§ **EXTRAIT SOURCE**:

+++

Léon Daudet est né et a grandi dans un milieu où l'antisémitisme était prégnant, comme il l'était, à l'époque, dans tous les milieux de la société - de la droite à la gauche, aussi virulent, et parfois plus, "à gauche" qu' "à droite"...
A propos de Georges de Porto-Riche, qui lui avait ainsi dédicacé l'une de ses pièces : "A Léon Daudet, quand même..." il écrivait (dans "Devant la douleur", page 141) :
"Pourquoi quand même ? Parce que je n'aime pas Israël et que je le dis ? Mais si ses tarabiscotages d' "Amoureuse" et du "Vieil Homme" m'amusaient, je le dirais aussi, et sans me gêner..."
Or, après ce qu'il appelle "un travail sur moi-même", Léon Daudet, abandonna définitivement son antisémitisme originel, entre le début et la fin des années vingt.
Il est évidemment strictement impossible, à quiconque, d'expliquer par quels détours cette évolution s'est faite dans son esprit; comment, à la suite de quelle(s) rencontre(s), de quel(s) fait(s), de quelle(s) réflexion(s) ce "travail sur moi-même" a débouché sur le rejet pur et simple par Daudet de son antisémitisme premier...
Par contre, il n'est évidemment pas interdit, et il n'est sûrement pas inintéressant non plus, de méditer sur le "comment" et le "pourquoi", ni de tâcher d'essayer de discerner, de reconstituer, sinon toutes, au moins quelques unes des étapes "mentales" de ce retournement significatif, signe d'une liberté intellectuelle et d'une honnêteté personnelle certaines...

+++

§ **DONNÉES D'ENTRÉE**:
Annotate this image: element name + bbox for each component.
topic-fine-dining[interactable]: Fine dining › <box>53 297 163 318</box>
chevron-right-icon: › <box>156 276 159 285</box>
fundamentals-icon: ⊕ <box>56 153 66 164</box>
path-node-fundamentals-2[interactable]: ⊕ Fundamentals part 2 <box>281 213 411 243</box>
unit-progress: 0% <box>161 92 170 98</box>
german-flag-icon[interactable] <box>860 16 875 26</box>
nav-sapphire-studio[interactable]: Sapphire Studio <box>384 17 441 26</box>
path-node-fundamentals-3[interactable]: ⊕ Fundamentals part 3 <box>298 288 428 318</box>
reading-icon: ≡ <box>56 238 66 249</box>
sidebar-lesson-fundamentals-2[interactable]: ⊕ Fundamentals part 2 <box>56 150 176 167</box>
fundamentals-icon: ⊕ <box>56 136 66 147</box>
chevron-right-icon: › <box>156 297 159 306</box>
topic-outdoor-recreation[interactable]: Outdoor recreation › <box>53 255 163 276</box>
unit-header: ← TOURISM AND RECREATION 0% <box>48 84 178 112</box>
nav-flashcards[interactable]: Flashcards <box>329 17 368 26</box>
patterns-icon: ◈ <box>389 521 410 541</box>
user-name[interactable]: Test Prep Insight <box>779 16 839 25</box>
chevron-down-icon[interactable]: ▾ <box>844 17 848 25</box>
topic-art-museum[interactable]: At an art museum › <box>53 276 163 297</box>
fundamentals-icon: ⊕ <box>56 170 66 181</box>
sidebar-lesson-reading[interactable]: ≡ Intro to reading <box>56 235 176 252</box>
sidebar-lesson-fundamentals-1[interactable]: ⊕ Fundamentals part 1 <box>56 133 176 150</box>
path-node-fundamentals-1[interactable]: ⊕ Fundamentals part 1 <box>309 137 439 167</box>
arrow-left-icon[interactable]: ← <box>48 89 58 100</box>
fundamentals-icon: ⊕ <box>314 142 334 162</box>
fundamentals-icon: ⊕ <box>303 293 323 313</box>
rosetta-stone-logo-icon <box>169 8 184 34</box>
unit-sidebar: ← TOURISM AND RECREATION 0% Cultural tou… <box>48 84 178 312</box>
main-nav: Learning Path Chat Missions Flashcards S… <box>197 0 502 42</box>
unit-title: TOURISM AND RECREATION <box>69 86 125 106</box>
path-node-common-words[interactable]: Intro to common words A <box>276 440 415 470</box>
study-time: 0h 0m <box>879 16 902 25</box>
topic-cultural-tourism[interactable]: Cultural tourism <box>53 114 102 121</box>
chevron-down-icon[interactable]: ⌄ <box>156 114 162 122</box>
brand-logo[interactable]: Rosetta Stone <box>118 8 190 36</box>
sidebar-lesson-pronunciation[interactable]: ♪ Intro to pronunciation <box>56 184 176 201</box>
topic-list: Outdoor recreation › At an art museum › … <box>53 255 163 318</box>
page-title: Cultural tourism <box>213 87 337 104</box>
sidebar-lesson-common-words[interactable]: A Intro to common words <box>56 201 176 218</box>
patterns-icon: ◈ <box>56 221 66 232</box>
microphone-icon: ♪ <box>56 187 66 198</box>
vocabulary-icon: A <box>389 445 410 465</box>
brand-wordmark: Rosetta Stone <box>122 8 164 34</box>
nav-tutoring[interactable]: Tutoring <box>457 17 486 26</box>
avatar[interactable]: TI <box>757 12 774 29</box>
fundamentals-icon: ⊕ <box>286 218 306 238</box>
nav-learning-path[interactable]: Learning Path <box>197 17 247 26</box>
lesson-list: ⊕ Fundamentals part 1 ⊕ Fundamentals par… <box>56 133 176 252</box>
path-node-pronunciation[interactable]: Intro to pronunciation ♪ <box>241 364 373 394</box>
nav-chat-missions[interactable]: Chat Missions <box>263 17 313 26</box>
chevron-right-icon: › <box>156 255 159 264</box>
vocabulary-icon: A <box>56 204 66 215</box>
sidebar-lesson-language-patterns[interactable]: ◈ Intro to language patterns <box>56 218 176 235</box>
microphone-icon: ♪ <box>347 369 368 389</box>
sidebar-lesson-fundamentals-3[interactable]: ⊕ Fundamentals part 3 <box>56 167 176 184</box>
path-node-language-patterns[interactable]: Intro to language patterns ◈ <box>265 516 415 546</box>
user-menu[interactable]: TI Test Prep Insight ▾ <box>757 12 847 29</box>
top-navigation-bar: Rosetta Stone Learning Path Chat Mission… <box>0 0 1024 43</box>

+++

§ **LES CONSIGNES**:
**1.** Réécris les enregistrements depuis leur première ligne jusqu'à celle qui contient « unit-progress: 0% <box>161 92 170 98</box> » incluse, en remplaçant « Fine dining » par « Haute cuisine » sans rien modifier d'autre.
**2.** Poursuis le texte sur l'abandon de l'antisémitisme par Léon Daudet à partir de sa dernière phrase.

§ **RÉPONSES PAR CONSIGNE**:
**1.**
Annotate this image: element name + bbox for each component.
topic-fine-dining[interactable]: Haute cuisine › <box>53 297 163 318</box>
chevron-right-icon: › <box>156 276 159 285</box>
fundamentals-icon: ⊕ <box>56 153 66 164</box>
path-node-fundamentals-2[interactable]: ⊕ Fundamentals part 2 <box>281 213 411 243</box>
unit-progress: 0% <box>161 92 170 98</box>

**2.**
On est sûr, sans aucun risque de se tromper, de signaler quatre "moments" dans la vie de Léon Daudet qui ont forcément compté dans cette maturation de son "être intérieur"....

1. Très probablement, l'estime et l'admiration pour Marcel Proust ont été l'une des premières, voire des plus fortes, impressions qu'ait reçu Daudet.
On sait que, dès qu'il était question de Beauté, d'Art, qu'il s'agisse de littérature, de peinture, de sculpture etc..., Léon Daudet ne "faisait plus de politique", mais jugeait selon le seul talent des gens.
Ce en quoi il avait, évidemment, parfaitement raison : notre triste époque de conformisme mielleux, de vérité officielle et de "politiquement correct" ferait bien de prendre exemple sur lui...
Pour en revenir à Marcel Proust, on peut dire que Léon Daudet l'a découvert et a "lancé" sa carrière, non seulement par ses articles élogieux dans l'Action française, mais aussi, plus concrètement encore, en agissant très activement pour faire obtenir le Prix Goncourt au deuxième tome de la "Recherche", "A l'ombre des Jeunes filles en fleurs" (en compétition avec un autre excellent ouvrage, "Les croix de bois", de Dorgelès).
Proust, reconnaissant envers Léon Daudet, lui dédia "Le côté de Guermantes" :
"A Léon Daudet, à l'auteur du Voyage de Shakespeare, du Partage de l'Enfant, de l'Astre noir, de Fantômes et vivants, du Monde des Images, de tant de chefs-d'oeuvre, à l'incomparable ami, en témoignage de reconnaissance et d'admiration, Marcel Proust".

2. La "Grande guerre" joua aussi, certainement, son rôle, et important, dans l'évolution mentale de Daudet.
On le sait, cette calamité décima l'Action française, qui y perdit bon nombre de ses meilleurs et plus jeunes éléments; ceux qui étaient - du fait même de la simple jeunesse physique - les plus ardents, les plus actifs, les plus "révolutionnaires" au bon sens, au sens "normal" du terme.
Mais la guerre ne faisait pas de politique : c'est toute la jeunesse de France qu'elle a décimée, toutes opinions politiques, religieuses, philosophiques ou autres confondues.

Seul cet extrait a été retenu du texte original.